[Figure contents as structured data]
▽

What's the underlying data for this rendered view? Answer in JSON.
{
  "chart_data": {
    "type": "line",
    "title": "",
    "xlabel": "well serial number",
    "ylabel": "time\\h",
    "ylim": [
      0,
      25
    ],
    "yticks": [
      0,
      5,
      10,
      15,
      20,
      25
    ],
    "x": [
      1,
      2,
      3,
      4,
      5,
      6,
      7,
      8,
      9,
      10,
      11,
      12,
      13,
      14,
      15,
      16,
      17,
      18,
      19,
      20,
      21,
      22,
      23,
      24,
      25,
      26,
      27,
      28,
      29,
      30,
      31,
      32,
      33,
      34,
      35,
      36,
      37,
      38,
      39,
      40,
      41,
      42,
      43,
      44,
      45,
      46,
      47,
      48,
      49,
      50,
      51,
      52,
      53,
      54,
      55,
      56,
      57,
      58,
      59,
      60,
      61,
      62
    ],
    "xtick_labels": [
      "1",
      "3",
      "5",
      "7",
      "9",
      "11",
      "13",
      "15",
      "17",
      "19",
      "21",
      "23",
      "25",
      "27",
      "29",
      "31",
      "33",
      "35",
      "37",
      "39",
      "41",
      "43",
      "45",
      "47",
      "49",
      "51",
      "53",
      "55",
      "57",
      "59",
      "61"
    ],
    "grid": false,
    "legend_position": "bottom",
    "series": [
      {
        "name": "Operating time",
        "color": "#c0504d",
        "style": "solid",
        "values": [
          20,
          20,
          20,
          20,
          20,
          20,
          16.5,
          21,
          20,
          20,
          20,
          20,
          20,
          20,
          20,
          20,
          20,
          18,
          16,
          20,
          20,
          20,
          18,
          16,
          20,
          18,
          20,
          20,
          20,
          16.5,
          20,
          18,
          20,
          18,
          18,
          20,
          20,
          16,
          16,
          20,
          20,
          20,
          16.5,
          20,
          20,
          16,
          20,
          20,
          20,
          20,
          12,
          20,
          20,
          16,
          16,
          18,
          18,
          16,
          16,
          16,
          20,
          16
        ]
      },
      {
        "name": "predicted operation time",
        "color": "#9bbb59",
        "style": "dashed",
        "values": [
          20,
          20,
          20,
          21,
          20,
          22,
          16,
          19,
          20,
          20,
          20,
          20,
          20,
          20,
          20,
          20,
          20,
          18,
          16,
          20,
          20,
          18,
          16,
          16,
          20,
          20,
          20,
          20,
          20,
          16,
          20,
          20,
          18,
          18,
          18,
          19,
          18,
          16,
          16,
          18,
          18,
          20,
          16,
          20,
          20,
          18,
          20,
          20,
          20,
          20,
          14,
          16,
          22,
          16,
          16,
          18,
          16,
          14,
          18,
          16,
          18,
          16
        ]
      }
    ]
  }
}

△

# [The task]
Your answer should be a single number: the count of lines in the material above that contain "name".

# [The output]
2